Stated exercise:
Print out each entry below exactly, please.
•••••
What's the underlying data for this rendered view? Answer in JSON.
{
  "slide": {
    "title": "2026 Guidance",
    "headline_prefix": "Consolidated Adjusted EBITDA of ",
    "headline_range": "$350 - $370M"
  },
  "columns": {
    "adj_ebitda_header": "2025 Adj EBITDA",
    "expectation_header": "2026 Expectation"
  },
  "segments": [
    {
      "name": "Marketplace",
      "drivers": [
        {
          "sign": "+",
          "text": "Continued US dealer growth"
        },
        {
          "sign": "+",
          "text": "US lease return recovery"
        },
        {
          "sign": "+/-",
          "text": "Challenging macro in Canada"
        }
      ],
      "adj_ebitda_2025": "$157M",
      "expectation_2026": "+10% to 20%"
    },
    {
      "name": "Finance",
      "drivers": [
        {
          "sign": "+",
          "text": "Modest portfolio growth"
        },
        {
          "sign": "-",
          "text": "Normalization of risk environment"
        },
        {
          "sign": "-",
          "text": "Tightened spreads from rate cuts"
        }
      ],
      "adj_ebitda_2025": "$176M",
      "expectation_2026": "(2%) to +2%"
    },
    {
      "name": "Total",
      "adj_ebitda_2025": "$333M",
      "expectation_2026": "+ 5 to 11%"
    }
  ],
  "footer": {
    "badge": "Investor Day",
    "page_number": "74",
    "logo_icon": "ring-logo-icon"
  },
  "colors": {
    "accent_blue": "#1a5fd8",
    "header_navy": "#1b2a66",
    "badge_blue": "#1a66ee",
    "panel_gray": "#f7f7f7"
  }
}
•••••
Answer to this exercise:
What's the underlying data for this rendered view? Answer in JSON.
{
  "slide": {
    "title": "2026 Guidance",
    "headline_prefix": "Consolidated Adjusted EBITDA of ",
    "headline_range": "$350 - $370M"
  },
  "columns": {
    "adj_ebitda_header": "2025 Adj EBITDA",
    "expectation_header": "2026 Expectation"
  },
  "segments": [
    {
      "name": "Marketplace",
      "drivers": [
        {
          "sign": "+",
          "text": "Continued US dealer growth"
        },
        {
          "sign": "+",
          "text": "US lease return recovery"
        },
        {
          "sign": "+/-",
          "text": "Challenging macro in Canada"
        }
      ],
      "adj_ebitda_2025": "$157M",
      "expectation_2026": "+10% to 20%"
    },
    {
      "name": "Finance",
      "drivers": [
        {
          "sign": "+",
          "text": "Modest portfolio growth"
        },
        {
          "sign": "-",
          "text": "Normalization of risk environment"
        },
        {
          "sign": "-",
          "text": "Tightened spreads from rate cuts"
        }
      ],
      "adj_ebitda_2025": "$176M",
      "expectation_2026": "(2%) to +2%"
    },
    {
      "name": "Total",
      "adj_ebitda_2025": "$333M",
      "expectation_2026": "+ 5 to 11%"
    }
  ],
  "footer": {
    "badge": "Investor Day",
    "page_number": "74",
    "logo_icon": "ring-logo-icon"
  },
  "colors": {
    "accent_blue": "#1a5fd8",
    "header_navy": "#1b2a66",
    "badge_blue": "#1a66ee",
    "panel_gray": "#f7f7f7"
  }
}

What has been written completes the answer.